**WHAT YOU HAVE TO DO**
Go through the data below and gather each line containing "thức".

Saved data entries

=-=-=

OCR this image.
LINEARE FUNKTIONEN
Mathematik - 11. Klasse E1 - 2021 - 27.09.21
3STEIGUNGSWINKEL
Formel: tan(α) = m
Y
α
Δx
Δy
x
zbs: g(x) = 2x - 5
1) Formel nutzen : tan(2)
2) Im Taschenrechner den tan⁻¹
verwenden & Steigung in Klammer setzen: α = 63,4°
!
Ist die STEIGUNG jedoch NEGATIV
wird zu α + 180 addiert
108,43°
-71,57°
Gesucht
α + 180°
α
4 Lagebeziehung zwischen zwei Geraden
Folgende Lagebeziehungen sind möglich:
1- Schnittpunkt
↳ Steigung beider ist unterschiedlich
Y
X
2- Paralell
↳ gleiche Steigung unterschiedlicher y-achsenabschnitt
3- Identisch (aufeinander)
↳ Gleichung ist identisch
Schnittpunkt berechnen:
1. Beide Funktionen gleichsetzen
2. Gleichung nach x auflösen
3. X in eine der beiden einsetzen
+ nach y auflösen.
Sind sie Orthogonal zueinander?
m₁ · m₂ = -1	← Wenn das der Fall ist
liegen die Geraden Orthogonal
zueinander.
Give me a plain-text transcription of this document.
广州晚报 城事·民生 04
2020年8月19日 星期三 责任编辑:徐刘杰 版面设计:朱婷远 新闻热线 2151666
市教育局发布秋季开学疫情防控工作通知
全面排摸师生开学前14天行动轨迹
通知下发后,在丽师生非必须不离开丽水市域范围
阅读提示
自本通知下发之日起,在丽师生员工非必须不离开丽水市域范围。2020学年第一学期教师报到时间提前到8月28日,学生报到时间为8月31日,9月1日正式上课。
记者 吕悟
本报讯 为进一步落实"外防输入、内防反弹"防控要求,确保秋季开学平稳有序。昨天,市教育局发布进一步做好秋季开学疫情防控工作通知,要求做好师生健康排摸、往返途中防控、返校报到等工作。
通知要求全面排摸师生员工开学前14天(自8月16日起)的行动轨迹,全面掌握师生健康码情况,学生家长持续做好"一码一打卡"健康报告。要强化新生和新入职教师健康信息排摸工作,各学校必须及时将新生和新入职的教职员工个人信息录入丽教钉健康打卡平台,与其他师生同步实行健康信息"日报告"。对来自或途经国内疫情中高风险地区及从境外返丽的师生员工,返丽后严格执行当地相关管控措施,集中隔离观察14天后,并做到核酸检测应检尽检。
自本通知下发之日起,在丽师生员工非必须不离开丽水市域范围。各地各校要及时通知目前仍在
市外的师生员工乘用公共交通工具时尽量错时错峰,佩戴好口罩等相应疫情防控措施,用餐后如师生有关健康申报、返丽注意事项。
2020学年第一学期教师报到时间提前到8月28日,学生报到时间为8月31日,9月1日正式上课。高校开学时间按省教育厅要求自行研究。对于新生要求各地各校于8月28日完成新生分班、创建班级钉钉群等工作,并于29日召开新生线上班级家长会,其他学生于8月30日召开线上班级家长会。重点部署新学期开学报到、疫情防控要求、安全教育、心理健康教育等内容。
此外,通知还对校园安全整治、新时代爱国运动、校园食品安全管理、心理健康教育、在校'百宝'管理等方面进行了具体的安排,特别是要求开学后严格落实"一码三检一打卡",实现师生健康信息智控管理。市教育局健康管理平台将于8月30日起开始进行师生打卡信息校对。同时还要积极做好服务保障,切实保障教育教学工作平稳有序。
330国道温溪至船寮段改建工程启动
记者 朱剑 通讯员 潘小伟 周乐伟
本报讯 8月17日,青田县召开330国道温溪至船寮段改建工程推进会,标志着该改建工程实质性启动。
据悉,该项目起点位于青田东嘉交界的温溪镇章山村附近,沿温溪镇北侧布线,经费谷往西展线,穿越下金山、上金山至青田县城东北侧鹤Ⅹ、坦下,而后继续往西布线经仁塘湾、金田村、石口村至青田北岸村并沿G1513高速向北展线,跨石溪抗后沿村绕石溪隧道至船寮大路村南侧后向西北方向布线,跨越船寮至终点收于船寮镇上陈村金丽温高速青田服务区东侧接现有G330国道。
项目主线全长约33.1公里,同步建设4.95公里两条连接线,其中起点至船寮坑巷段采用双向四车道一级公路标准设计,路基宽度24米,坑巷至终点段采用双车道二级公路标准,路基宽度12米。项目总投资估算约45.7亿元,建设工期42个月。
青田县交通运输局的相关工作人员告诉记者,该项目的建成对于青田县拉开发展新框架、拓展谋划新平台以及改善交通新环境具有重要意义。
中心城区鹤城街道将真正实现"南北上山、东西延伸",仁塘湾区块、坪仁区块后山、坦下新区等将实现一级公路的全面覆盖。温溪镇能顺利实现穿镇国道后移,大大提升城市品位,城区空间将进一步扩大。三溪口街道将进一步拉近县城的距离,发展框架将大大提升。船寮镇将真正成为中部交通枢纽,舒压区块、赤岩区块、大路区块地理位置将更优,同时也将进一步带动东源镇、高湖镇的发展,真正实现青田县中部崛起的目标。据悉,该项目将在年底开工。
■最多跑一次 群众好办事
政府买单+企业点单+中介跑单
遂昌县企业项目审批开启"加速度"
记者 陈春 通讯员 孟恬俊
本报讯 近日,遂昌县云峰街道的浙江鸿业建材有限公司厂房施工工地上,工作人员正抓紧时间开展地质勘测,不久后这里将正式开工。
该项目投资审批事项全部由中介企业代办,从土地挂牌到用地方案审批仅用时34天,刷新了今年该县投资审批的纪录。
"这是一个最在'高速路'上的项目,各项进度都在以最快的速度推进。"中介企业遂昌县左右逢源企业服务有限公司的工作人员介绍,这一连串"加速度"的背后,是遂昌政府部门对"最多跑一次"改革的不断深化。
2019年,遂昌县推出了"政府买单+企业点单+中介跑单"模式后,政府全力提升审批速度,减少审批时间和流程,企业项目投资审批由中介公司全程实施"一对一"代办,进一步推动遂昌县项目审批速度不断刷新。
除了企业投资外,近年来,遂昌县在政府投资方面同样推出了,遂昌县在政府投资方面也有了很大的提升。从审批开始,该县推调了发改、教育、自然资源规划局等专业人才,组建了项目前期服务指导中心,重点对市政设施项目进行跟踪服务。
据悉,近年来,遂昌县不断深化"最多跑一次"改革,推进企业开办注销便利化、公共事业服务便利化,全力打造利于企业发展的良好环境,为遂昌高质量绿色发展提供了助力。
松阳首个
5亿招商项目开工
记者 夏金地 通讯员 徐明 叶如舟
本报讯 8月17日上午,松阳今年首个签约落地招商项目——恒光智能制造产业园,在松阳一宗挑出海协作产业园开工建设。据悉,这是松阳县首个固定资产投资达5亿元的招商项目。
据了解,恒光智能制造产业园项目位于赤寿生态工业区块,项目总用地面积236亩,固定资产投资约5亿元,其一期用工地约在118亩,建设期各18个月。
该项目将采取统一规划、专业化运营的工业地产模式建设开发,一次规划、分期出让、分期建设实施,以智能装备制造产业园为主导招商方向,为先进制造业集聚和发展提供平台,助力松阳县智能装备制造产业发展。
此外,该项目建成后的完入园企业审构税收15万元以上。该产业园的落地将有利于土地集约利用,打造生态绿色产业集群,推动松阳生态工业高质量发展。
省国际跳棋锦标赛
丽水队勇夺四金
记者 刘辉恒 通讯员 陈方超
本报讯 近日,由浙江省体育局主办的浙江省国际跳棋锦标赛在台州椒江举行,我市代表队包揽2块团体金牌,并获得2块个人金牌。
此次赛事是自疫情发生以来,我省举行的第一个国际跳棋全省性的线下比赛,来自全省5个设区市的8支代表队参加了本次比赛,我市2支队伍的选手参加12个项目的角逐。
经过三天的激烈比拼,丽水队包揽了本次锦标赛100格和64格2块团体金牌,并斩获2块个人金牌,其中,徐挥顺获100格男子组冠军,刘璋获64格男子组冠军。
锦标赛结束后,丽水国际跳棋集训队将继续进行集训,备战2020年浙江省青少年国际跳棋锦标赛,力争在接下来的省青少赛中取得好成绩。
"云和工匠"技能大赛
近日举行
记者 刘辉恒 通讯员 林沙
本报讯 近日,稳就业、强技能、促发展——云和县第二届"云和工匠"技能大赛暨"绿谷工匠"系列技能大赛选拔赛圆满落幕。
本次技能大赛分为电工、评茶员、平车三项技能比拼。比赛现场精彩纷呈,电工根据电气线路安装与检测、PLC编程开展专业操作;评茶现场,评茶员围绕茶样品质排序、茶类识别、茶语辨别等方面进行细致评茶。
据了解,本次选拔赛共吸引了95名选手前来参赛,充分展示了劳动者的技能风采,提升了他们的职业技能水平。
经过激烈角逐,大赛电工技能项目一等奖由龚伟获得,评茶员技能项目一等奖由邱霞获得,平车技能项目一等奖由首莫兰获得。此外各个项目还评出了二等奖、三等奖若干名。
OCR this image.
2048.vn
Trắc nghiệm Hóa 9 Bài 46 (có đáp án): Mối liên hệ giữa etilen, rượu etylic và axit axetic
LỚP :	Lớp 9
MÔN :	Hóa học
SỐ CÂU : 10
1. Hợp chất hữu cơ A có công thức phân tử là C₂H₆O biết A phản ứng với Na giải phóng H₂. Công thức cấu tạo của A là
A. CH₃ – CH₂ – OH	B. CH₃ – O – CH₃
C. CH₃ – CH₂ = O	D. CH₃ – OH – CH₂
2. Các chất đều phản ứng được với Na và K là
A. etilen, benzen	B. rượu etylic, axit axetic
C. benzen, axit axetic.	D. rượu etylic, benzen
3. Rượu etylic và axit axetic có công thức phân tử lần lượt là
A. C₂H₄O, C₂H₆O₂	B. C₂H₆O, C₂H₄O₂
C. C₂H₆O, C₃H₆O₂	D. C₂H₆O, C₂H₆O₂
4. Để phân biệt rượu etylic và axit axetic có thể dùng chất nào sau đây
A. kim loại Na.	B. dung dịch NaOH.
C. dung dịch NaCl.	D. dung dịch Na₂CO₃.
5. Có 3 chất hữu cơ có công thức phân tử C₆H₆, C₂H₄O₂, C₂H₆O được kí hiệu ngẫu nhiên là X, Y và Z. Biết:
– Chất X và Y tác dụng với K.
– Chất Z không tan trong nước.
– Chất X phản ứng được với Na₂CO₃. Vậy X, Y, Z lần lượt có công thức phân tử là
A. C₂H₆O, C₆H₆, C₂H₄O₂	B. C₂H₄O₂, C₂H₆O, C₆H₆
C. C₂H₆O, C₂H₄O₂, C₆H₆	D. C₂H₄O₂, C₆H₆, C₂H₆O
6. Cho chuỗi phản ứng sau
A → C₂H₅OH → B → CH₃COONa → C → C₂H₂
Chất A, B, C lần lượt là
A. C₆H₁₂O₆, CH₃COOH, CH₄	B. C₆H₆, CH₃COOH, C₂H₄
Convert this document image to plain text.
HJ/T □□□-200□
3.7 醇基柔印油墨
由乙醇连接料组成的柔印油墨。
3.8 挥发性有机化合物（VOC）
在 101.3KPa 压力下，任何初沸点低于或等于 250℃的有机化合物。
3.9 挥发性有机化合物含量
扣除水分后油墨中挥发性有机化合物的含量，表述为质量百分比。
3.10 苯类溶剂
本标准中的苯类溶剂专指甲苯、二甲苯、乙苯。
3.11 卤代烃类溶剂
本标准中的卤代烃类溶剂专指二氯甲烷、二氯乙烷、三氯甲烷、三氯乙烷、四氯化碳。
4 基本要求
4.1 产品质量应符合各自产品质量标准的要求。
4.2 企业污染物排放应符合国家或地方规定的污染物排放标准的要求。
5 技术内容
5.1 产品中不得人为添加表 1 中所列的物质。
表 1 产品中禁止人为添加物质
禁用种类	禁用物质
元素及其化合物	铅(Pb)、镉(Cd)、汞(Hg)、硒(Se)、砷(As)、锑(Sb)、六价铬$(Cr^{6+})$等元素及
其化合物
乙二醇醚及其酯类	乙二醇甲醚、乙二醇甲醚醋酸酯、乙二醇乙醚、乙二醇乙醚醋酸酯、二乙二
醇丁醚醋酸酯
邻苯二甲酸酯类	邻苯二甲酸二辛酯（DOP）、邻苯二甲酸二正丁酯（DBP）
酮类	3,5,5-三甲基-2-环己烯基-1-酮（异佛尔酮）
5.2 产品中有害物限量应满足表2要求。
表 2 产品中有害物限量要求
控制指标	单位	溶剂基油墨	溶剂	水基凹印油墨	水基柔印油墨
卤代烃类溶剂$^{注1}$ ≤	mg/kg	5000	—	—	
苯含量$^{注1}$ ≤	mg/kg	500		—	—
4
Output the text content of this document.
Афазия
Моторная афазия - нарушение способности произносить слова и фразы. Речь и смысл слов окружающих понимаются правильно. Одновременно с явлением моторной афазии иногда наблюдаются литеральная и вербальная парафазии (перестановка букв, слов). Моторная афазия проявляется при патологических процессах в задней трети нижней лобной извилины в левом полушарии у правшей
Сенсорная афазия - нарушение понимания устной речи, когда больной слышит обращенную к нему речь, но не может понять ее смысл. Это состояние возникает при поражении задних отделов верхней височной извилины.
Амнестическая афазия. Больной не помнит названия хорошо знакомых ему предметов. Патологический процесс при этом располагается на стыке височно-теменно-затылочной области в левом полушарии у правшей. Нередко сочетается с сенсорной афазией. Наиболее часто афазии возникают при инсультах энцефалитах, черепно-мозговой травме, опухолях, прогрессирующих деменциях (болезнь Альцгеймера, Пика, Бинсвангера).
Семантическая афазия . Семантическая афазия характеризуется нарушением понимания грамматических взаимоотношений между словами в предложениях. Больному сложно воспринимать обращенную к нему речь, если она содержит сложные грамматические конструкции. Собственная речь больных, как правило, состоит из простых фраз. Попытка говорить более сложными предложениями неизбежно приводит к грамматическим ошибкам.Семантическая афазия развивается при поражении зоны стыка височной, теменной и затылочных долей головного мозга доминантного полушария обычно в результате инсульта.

=-=-=

**WRITTEN REPLY**
1. Hợp chất hữu cơ A có công thức phân tử là C₂H₆O biết A phản ứng với Na giải phóng H₂. Công thức cấu tạo của A là
3. Rượu etylic và axit axetic có công thức phân tử lần lượt là
5. Có 3 chất hữu cơ có công thức phân tử C₆H₆, C₂H₄O₂, C₂H₆O được kí hiệu ngẫu nhiên là X, Y và Z. Biết:
– Chất X phản ứng được với Na₂CO₃. Vậy X, Y, Z lần lượt có công thức phân tử là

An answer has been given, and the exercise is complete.